What needs to be done: Go through the listing and set it down exactly, leaving out its pictures.

Data section:
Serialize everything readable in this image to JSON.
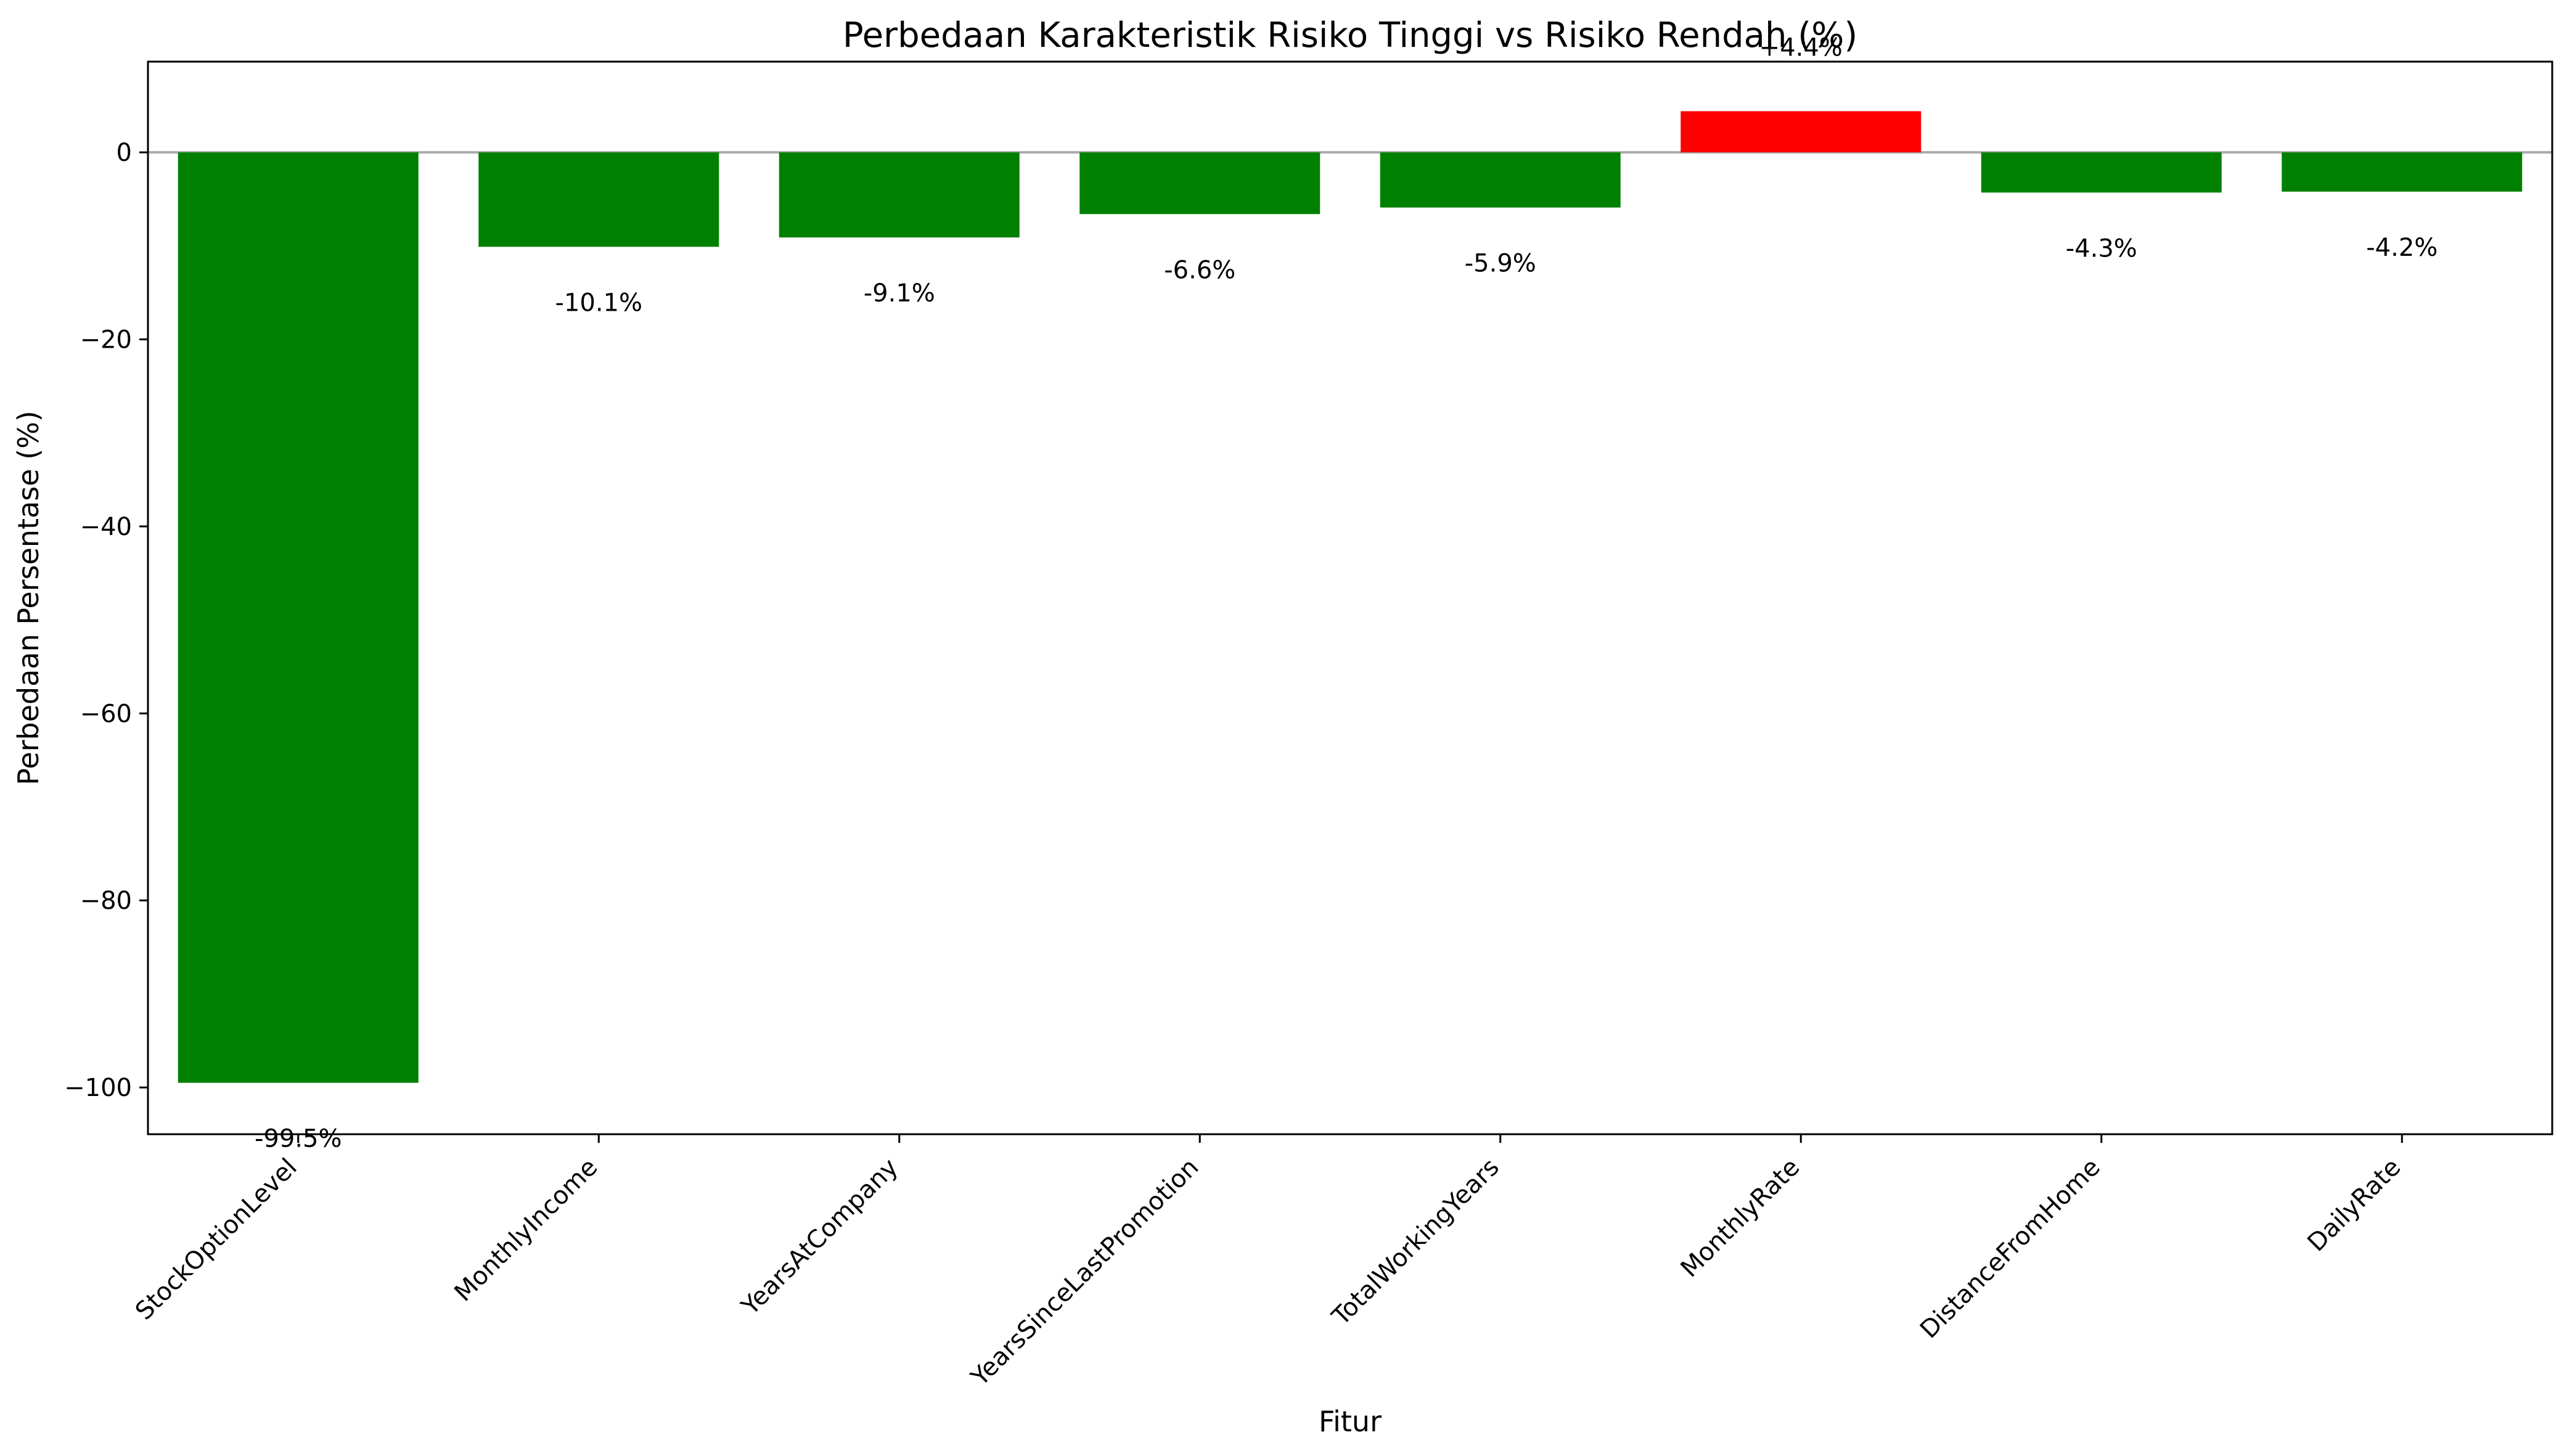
{
  "chart_data": {
    "type": "bar",
    "title": "Perbedaan Karakteristik Risiko Tinggi vs Risiko Rendah (%)",
    "xlabel": "Fitur",
    "ylabel": "Perbedaan Persentase (%)",
    "categories": [
      "StockOptionLevel",
      "MonthlyIncome",
      "YearsAtCompany",
      "YearsSinceLastPromotion",
      "TotalWorkingYears",
      "MonthlyRate",
      "DistanceFromHome",
      "DailyRate"
    ],
    "values": [
      -99.5,
      -10.1,
      -9.1,
      -6.6,
      -5.9,
      4.4,
      -4.3,
      -4.2
    ],
    "data_labels": [
      "-99.5%",
      "-10.1%",
      "-9.1%",
      "-6.6%",
      "-5.9%",
      "+4.4%",
      "-4.3%",
      "-4.2%"
    ],
    "ylim": [
      -105,
      9.7
    ],
    "yticks": [
      0,
      -20,
      -40,
      -60,
      -80,
      -100
    ],
    "ytick_labels": [
      "0",
      "−20",
      "−40",
      "−60",
      "−80",
      "−100"
    ],
    "colors": {
      "positive": "#ff0000",
      "negative": "#008000",
      "zero_line": "#aaaaaa"
    },
    "grid": false,
    "legend": "none"
  }
}
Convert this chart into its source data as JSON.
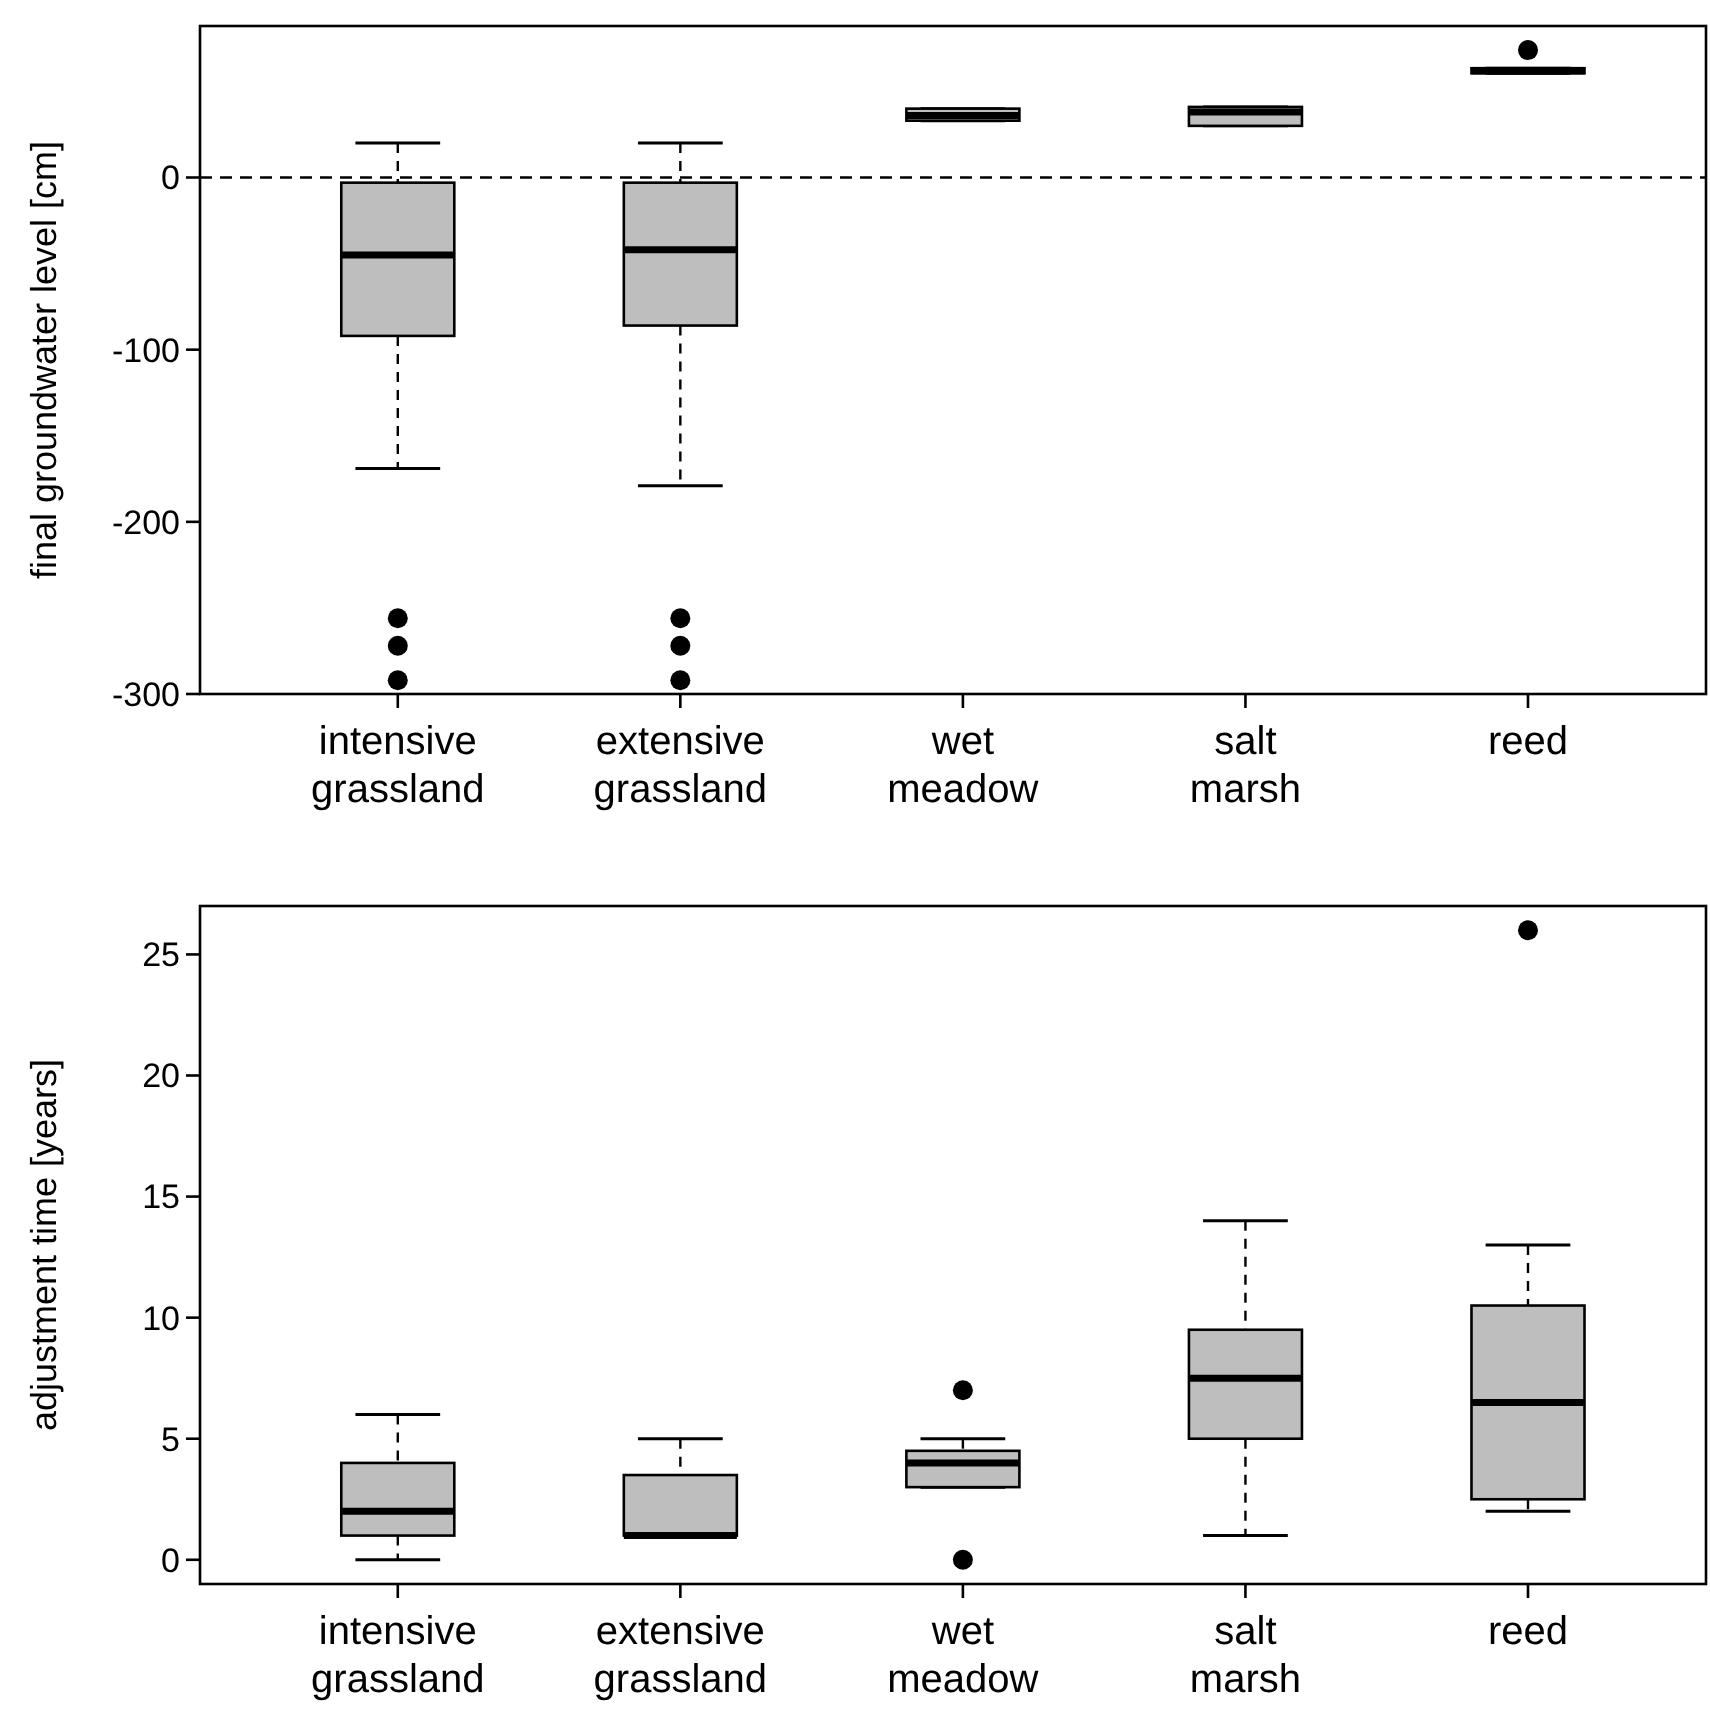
{
  "chart_data": [
    {
      "type": "box",
      "ylabel": "final groundwater level [cm]",
      "categories": [
        "intensive grassland",
        "extensive grassland",
        "wet meadow",
        "salt marsh",
        "reed"
      ],
      "ylim": [
        -300,
        88
      ],
      "yticks": [
        -300,
        -200,
        -100,
        0
      ],
      "ref_lines": [
        {
          "axis": "y",
          "value": 0,
          "line_style": "dashed"
        }
      ],
      "grid": false,
      "series": [
        {
          "color": "#bebebe",
          "boxes": [
            {
              "low": -169,
              "q1": -92,
              "median": -45,
              "q3": -3,
              "high": 20,
              "outliers": [
                -256,
                -272,
                -292
              ]
            },
            {
              "low": -179,
              "q1": -86,
              "median": -42,
              "q3": -3,
              "high": 20,
              "outliers": [
                -256,
                -272,
                -292
              ]
            },
            {
              "low": 33,
              "q1": 33,
              "median": 36,
              "q3": 40,
              "high": 40
            },
            {
              "low": 30,
              "q1": 30,
              "median": 38,
              "q3": 41,
              "high": 41
            },
            {
              "low": 60.5,
              "q1": 60.5,
              "median": 62,
              "q3": 63.5,
              "high": 63.5,
              "outliers": [
                74
              ]
            }
          ]
        }
      ]
    },
    {
      "type": "box",
      "ylabel": "adjustment time [years]",
      "categories": [
        "intensive grassland",
        "extensive grassland",
        "wet meadow",
        "salt marsh",
        "reed"
      ],
      "ylim": [
        -1,
        27
      ],
      "yticks": [
        0,
        5,
        10,
        15,
        20,
        25
      ],
      "grid": false,
      "series": [
        {
          "color": "#bebebe",
          "boxes": [
            {
              "low": 0,
              "q1": 1,
              "median": 2,
              "q3": 4,
              "high": 6
            },
            {
              "low": 1,
              "q1": 1,
              "median": 1,
              "q3": 3.5,
              "high": 5
            },
            {
              "low": 3,
              "q1": 3,
              "median": 4,
              "q3": 4.5,
              "high": 5,
              "outliers": [
                7,
                0
              ]
            },
            {
              "low": 1,
              "q1": 5,
              "median": 7.5,
              "q3": 9.5,
              "high": 14
            },
            {
              "low": 2,
              "q1": 2.5,
              "median": 6.5,
              "q3": 10.5,
              "high": 13,
              "outliers": [
                26
              ]
            }
          ]
        }
      ]
    }
  ]
}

Solved problem:
Serialize everything readable in this image to JSON.
{
  "chart_data": {
    "type": "bar",
    "title": "Perbedaan Karakteristik Risiko Tinggi vs Risiko Rendah (%)",
    "xlabel": "Fitur",
    "ylabel": "Perbedaan Persentase (%)",
    "categories": [
      "StockOptionLevel",
      "MonthlyIncome",
      "YearsAtCompany",
      "YearsSinceLastPromotion",
      "TotalWorkingYears",
      "MonthlyRate",
      "DistanceFromHome",
      "DailyRate"
    ],
    "values": [
      -99.5,
      -10.1,
      -9.1,
      -6.6,
      -5.9,
      4.4,
      -4.3,
      -4.2
    ],
    "data_labels": [
      "-99.5%",
      "-10.1%",
      "-9.1%",
      "-6.6%",
      "-5.9%",
      "+4.4%",
      "-4.3%",
      "-4.2%"
    ],
    "ylim": [
      -105,
      9.7
    ],
    "yticks": [
      0,
      -20,
      -40,
      -60,
      -80,
      -100
    ],
    "ytick_labels": [
      "0",
      "−20",
      "−40",
      "−60",
      "−80",
      "−100"
    ],
    "colors": {
      "positive": "#ff0000",
      "negative": "#008000",
      "zero_line": "#aaaaaa"
    },
    "grid": false,
    "legend": "none"
  }
}
Convert this chart into its source data as JSON.
{
  "chart_data": [
    {
      "type": "box",
      "ylabel": "final groundwater level [cm]",
      "categories": [
        "intensive grassland",
        "extensive grassland",
        "wet meadow",
        "salt marsh",
        "reed"
      ],
      "ylim": [
        -300,
        88
      ],
      "yticks": [
        -300,
        -200,
        -100,
        0
      ],
      "ref_lines": [
        {
          "axis": "y",
          "value": 0,
          "line_style": "dashed"
        }
      ],
      "grid": false,
      "series": [
        {
          "color": "#bebebe",
          "boxes": [
            {
              "low": -169,
              "q1": -92,
              "median": -45,
              "q3": -3,
              "high": 20,
              "outliers": [
                -256,
                -272,
                -292
              ]
            },
            {
              "low": -179,
              "q1": -86,
              "median": -42,
              "q3": -3,
              "high": 20,
              "outliers": [
                -256,
                -272,
                -292
              ]
            },
            {
              "low": 33,
              "q1": 33,
              "median": 36,
              "q3": 40,
              "high": 40
            },
            {
              "low": 30,
              "q1": 30,
              "median": 38,
              "q3": 41,
              "high": 41
            },
            {
              "low": 60.5,
              "q1": 60.5,
              "median": 62,
              "q3": 63.5,
              "high": 63.5,
              "outliers": [
                74
              ]
            }
          ]
        }
      ]
    },
    {
      "type": "box",
      "ylabel": "adjustment time [years]",
      "categories": [
        "intensive grassland",
        "extensive grassland",
        "wet meadow",
        "salt marsh",
        "reed"
      ],
      "ylim": [
        -1,
        27
      ],
      "yticks": [
        0,
        5,
        10,
        15,
        20,
        25
      ],
      "grid": false,
      "series": [
        {
          "color": "#bebebe",
          "boxes": [
            {
              "low": 0,
              "q1": 1,
              "median": 2,
              "q3": 4,
              "high": 6
            },
            {
              "low": 1,
              "q1": 1,
              "median": 1,
              "q3": 3.5,
              "high": 5
            },
            {
              "low": 3,
              "q1": 3,
              "median": 4,
              "q3": 4.5,
              "high": 5,
              "outliers": [
                7,
                0
              ]
            },
            {
              "low": 1,
              "q1": 5,
              "median": 7.5,
              "q3": 9.5,
              "high": 14
            },
            {
              "low": 2,
              "q1": 2.5,
              "median": 6.5,
              "q3": 10.5,
              "high": 13,
              "outliers": [
                26
              ]
            }
          ]
        }
      ]
    }
  ]
}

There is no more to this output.